GIVEN DATA:
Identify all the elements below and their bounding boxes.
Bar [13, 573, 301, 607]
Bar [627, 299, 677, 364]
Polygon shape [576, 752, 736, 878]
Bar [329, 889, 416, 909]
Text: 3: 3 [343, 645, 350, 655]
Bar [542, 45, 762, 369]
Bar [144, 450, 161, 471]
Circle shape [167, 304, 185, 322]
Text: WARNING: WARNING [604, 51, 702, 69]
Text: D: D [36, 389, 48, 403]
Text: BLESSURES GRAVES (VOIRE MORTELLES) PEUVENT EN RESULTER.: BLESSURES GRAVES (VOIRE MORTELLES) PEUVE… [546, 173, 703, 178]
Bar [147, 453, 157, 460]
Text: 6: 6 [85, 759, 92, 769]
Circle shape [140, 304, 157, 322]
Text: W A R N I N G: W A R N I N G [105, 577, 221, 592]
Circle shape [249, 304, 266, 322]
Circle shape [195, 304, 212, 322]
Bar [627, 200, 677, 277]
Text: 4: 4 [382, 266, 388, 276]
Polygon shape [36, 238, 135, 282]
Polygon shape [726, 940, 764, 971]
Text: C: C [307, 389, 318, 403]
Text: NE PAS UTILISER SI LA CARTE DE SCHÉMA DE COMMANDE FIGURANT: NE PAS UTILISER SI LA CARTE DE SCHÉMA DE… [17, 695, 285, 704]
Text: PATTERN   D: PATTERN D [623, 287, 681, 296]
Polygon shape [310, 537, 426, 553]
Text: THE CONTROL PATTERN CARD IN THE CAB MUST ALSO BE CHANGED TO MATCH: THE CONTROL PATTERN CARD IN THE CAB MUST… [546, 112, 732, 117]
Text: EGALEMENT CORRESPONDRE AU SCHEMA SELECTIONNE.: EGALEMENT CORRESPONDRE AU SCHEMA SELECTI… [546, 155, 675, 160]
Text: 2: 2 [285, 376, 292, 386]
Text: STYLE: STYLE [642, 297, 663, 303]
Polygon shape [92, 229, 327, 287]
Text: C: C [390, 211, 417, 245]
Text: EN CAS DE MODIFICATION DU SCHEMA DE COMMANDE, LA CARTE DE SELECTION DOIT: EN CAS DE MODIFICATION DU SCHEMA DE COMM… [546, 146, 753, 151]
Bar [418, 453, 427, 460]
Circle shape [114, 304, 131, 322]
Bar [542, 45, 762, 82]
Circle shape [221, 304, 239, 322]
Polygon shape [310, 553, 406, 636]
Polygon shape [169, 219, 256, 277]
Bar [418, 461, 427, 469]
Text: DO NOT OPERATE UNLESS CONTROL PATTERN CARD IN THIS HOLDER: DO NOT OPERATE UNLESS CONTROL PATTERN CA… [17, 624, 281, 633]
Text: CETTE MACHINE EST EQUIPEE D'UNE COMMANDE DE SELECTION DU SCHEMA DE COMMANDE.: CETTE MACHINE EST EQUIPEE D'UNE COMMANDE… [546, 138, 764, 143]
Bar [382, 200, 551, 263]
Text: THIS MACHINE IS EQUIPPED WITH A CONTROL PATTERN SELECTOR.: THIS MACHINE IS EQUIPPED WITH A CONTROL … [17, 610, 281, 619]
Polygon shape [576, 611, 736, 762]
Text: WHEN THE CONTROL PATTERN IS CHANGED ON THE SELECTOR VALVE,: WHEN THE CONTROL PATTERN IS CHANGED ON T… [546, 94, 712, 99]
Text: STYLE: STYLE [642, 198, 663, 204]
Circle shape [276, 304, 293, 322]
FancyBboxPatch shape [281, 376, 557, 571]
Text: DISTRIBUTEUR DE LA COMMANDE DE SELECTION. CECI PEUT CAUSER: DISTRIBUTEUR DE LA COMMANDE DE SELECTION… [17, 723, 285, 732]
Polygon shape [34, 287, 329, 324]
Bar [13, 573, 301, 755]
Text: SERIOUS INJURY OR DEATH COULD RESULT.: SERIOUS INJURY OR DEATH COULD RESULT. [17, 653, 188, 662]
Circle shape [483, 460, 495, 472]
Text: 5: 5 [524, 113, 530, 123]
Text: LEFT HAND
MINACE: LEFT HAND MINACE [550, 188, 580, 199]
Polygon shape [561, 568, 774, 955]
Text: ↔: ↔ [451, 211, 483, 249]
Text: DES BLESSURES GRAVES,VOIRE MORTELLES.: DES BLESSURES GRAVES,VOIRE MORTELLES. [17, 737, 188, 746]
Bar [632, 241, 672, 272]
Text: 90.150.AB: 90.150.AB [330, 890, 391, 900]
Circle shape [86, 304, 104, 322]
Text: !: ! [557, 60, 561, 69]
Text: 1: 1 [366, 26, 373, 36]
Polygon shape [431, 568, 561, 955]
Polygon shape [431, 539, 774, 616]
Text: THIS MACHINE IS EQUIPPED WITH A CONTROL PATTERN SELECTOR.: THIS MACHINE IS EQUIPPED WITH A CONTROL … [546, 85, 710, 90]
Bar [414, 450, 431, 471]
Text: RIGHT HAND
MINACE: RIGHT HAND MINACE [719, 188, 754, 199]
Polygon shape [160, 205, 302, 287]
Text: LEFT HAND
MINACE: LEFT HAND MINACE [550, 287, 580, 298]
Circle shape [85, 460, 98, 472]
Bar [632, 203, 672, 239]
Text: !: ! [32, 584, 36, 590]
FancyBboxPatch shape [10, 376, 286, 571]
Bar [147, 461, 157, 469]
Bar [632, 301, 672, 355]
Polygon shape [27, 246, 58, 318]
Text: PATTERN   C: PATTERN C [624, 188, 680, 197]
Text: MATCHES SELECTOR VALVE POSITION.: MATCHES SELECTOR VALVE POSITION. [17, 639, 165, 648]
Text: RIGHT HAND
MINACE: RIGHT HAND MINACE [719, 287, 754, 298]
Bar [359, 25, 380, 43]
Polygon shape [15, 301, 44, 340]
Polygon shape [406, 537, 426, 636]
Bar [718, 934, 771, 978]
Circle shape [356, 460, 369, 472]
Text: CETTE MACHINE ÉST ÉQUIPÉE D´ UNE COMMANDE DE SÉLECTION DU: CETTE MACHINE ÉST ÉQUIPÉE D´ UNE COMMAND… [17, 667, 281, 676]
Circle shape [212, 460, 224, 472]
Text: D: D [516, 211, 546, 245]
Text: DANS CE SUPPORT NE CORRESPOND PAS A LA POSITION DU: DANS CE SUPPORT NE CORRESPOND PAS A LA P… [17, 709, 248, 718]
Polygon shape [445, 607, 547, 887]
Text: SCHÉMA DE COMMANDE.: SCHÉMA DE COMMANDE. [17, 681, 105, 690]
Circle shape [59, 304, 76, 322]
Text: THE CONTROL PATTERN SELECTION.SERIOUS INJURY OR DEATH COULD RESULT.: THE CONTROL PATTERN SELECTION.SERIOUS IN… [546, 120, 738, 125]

AIM:
Reproduce the lines of the listing above, from its first line through the line containing "Polygon shape [576, 611, 736, 762]", with both ends included.

RESPONSE TO THE EXERCISE:
Identify all the elements below and their bounding boxes.
Bar [13, 573, 301, 607]
Bar [627, 299, 677, 364]
Polygon shape [576, 752, 736, 878]
Bar [329, 889, 416, 909]
Text: 3: 3 [343, 645, 350, 655]
Bar [542, 45, 762, 369]
Bar [144, 450, 161, 471]
Circle shape [167, 304, 185, 322]
Text: WARNING: WARNING [604, 51, 702, 69]
Text: D: D [36, 389, 48, 403]
Text: BLESSURES GRAVES (VOIRE MORTELLES) PEUVENT EN RESULTER.: BLESSURES GRAVES (VOIRE MORTELLES) PEUVE… [546, 173, 703, 178]
Bar [147, 453, 157, 460]
Text: 6: 6 [85, 759, 92, 769]
Circle shape [140, 304, 157, 322]
Text: W A R N I N G: W A R N I N G [105, 577, 221, 592]
Circle shape [249, 304, 266, 322]
Circle shape [195, 304, 212, 322]
Bar [627, 200, 677, 277]
Text: 4: 4 [382, 266, 388, 276]
Polygon shape [36, 238, 135, 282]
Polygon shape [726, 940, 764, 971]
Text: C: C [307, 389, 318, 403]
Text: NE PAS UTILISER SI LA CARTE DE SCHÉMA DE COMMANDE FIGURANT: NE PAS UTILISER SI LA CARTE DE SCHÉMA DE… [17, 695, 285, 704]
Text: PATTERN   D: PATTERN D [623, 287, 681, 296]
Polygon shape [310, 537, 426, 553]
Text: THE CONTROL PATTERN CARD IN THE CAB MUST ALSO BE CHANGED TO MATCH: THE CONTROL PATTERN CARD IN THE CAB MUST… [546, 112, 732, 117]
Text: EGALEMENT CORRESPONDRE AU SCHEMA SELECTIONNE.: EGALEMENT CORRESPONDRE AU SCHEMA SELECTI… [546, 155, 675, 160]
Text: 2: 2 [285, 376, 292, 386]
Text: STYLE: STYLE [642, 297, 663, 303]
Polygon shape [92, 229, 327, 287]
Text: C: C [390, 211, 417, 245]
Text: EN CAS DE MODIFICATION DU SCHEMA DE COMMANDE, LA CARTE DE SELECTION DOIT: EN CAS DE MODIFICATION DU SCHEMA DE COMM… [546, 146, 753, 151]
Bar [418, 453, 427, 460]
Circle shape [114, 304, 131, 322]
Bar [542, 45, 762, 82]
Circle shape [221, 304, 239, 322]
Polygon shape [310, 553, 406, 636]
Polygon shape [169, 219, 256, 277]
Bar [418, 461, 427, 469]
Text: DO NOT OPERATE UNLESS CONTROL PATTERN CARD IN THIS HOLDER: DO NOT OPERATE UNLESS CONTROL PATTERN CA… [17, 624, 281, 633]
Text: CETTE MACHINE EST EQUIPEE D'UNE COMMANDE DE SELECTION DU SCHEMA DE COMMANDE.: CETTE MACHINE EST EQUIPEE D'UNE COMMANDE… [546, 138, 764, 143]
Bar [382, 200, 551, 263]
Text: THIS MACHINE IS EQUIPPED WITH A CONTROL PATTERN SELECTOR.: THIS MACHINE IS EQUIPPED WITH A CONTROL … [17, 610, 281, 619]
Polygon shape [576, 611, 736, 762]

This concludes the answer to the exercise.